• **To do**:
Reproduce all entries verbatim, with nothing added or dropped.

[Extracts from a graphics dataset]
"""
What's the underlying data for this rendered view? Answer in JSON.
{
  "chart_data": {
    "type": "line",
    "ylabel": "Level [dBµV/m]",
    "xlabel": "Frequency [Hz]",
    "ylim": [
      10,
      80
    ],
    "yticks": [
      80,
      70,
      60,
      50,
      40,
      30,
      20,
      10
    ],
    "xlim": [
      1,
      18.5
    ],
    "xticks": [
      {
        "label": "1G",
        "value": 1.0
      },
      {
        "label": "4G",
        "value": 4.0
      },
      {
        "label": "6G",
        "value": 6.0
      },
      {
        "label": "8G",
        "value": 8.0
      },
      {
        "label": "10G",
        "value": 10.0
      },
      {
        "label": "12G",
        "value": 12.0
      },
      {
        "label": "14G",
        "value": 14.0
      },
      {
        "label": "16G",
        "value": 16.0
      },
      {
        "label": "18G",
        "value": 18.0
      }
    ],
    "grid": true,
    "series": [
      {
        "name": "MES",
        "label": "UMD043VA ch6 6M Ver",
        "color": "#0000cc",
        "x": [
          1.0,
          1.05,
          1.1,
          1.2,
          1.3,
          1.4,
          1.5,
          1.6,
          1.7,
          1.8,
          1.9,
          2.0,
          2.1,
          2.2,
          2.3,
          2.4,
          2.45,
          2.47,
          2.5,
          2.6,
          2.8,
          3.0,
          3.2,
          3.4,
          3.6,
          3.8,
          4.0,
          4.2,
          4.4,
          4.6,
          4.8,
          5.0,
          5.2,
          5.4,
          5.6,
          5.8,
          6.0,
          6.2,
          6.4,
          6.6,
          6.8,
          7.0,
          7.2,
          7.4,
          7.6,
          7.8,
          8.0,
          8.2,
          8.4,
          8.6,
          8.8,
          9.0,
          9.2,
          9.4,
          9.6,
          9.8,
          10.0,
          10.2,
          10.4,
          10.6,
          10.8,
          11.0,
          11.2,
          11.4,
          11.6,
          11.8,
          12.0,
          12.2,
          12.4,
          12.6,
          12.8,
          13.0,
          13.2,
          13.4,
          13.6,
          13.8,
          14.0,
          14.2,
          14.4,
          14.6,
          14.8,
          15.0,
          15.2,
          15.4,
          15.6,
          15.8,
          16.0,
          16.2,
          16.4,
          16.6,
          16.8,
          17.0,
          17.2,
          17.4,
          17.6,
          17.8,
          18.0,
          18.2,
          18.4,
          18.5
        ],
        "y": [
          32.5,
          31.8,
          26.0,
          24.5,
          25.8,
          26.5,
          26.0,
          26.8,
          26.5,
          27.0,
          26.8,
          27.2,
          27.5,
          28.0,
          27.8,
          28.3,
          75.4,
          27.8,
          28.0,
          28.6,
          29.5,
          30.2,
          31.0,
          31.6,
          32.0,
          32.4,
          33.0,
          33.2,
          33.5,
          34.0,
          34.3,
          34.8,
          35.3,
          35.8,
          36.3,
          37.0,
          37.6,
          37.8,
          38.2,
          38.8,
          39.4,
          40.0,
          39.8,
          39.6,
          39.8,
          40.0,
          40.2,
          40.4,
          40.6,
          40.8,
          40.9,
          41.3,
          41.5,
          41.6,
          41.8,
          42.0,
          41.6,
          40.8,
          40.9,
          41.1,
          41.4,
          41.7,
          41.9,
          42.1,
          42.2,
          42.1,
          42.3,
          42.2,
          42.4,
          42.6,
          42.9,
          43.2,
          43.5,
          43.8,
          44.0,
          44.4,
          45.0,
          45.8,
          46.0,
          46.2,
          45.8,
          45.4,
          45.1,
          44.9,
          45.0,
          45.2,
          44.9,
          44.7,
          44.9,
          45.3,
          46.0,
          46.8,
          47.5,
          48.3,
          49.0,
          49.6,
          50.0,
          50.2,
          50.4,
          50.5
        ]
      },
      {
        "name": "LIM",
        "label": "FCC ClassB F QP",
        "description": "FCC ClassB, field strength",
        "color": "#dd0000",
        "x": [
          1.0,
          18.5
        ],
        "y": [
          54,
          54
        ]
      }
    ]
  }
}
"""
• **The solution**:
What's the underlying data for this rendered view? Answer in JSON.
{
  "chart_data": {
    "type": "line",
    "ylabel": "Level [dBµV/m]",
    "xlabel": "Frequency [Hz]",
    "ylim": [
      10,
      80
    ],
    "yticks": [
      80,
      70,
      60,
      50,
      40,
      30,
      20,
      10
    ],
    "xlim": [
      1,
      18.5
    ],
    "xticks": [
      {
        "label": "1G",
        "value": 1.0
      },
      {
        "label": "4G",
        "value": 4.0
      },
      {
        "label": "6G",
        "value": 6.0
      },
      {
        "label": "8G",
        "value": 8.0
      },
      {
        "label": "10G",
        "value": 10.0
      },
      {
        "label": "12G",
        "value": 12.0
      },
      {
        "label": "14G",
        "value": 14.0
      },
      {
        "label": "16G",
        "value": 16.0
      },
      {
        "label": "18G",
        "value": 18.0
      }
    ],
    "grid": true,
    "series": [
      {
        "name": "MES",
        "label": "UMD043VA ch6 6M Ver",
        "color": "#0000cc",
        "x": [
          1.0,
          1.05,
          1.1,
          1.2,
          1.3,
          1.4,
          1.5,
          1.6,
          1.7,
          1.8,
          1.9,
          2.0,
          2.1,
          2.2,
          2.3,
          2.4,
          2.45,
          2.47,
          2.5,
          2.6,
          2.8,
          3.0,
          3.2,
          3.4,
          3.6,
          3.8,
          4.0,
          4.2,
          4.4,
          4.6,
          4.8,
          5.0,
          5.2,
          5.4,
          5.6,
          5.8,
          6.0,
          6.2,
          6.4,
          6.6,
          6.8,
          7.0,
          7.2,
          7.4,
          7.6,
          7.8,
          8.0,
          8.2,
          8.4,
          8.6,
          8.8,
          9.0,
          9.2,
          9.4,
          9.6,
          9.8,
          10.0,
          10.2,
          10.4,
          10.6,
          10.8,
          11.0,
          11.2,
          11.4,
          11.6,
          11.8,
          12.0,
          12.2,
          12.4,
          12.6,
          12.8,
          13.0,
          13.2,
          13.4,
          13.6,
          13.8,
          14.0,
          14.2,
          14.4,
          14.6,
          14.8,
          15.0,
          15.2,
          15.4,
          15.6,
          15.8,
          16.0,
          16.2,
          16.4,
          16.6,
          16.8,
          17.0,
          17.2,
          17.4,
          17.6,
          17.8,
          18.0,
          18.2,
          18.4,
          18.5
        ],
        "y": [
          32.5,
          31.8,
          26.0,
          24.5,
          25.8,
          26.5,
          26.0,
          26.8,
          26.5,
          27.0,
          26.8,
          27.2,
          27.5,
          28.0,
          27.8,
          28.3,
          75.4,
          27.8,
          28.0,
          28.6,
          29.5,
          30.2,
          31.0,
          31.6,
          32.0,
          32.4,
          33.0,
          33.2,
          33.5,
          34.0,
          34.3,
          34.8,
          35.3,
          35.8,
          36.3,
          37.0,
          37.6,
          37.8,
          38.2,
          38.8,
          39.4,
          40.0,
          39.8,
          39.6,
          39.8,
          40.0,
          40.2,
          40.4,
          40.6,
          40.8,
          40.9,
          41.3,
          41.5,
          41.6,
          41.8,
          42.0,
          41.6,
          40.8,
          40.9,
          41.1,
          41.4,
          41.7,
          41.9,
          42.1,
          42.2,
          42.1,
          42.3,
          42.2,
          42.4,
          42.6,
          42.9,
          43.2,
          43.5,
          43.8,
          44.0,
          44.4,
          45.0,
          45.8,
          46.0,
          46.2,
          45.8,
          45.4,
          45.1,
          44.9,
          45.0,
          45.2,
          44.9,
          44.7,
          44.9,
          45.3,
          46.0,
          46.8,
          47.5,
          48.3,
          49.0,
          49.6,
          50.0,
          50.2,
          50.4,
          50.5
        ]
      },
      {
        "name": "LIM",
        "label": "FCC ClassB F QP",
        "description": "FCC ClassB, field strength",
        "color": "#dd0000",
        "x": [
          1.0,
          18.5
        ],
        "y": [
          54,
          54
        ]
      }
    ]
  }
}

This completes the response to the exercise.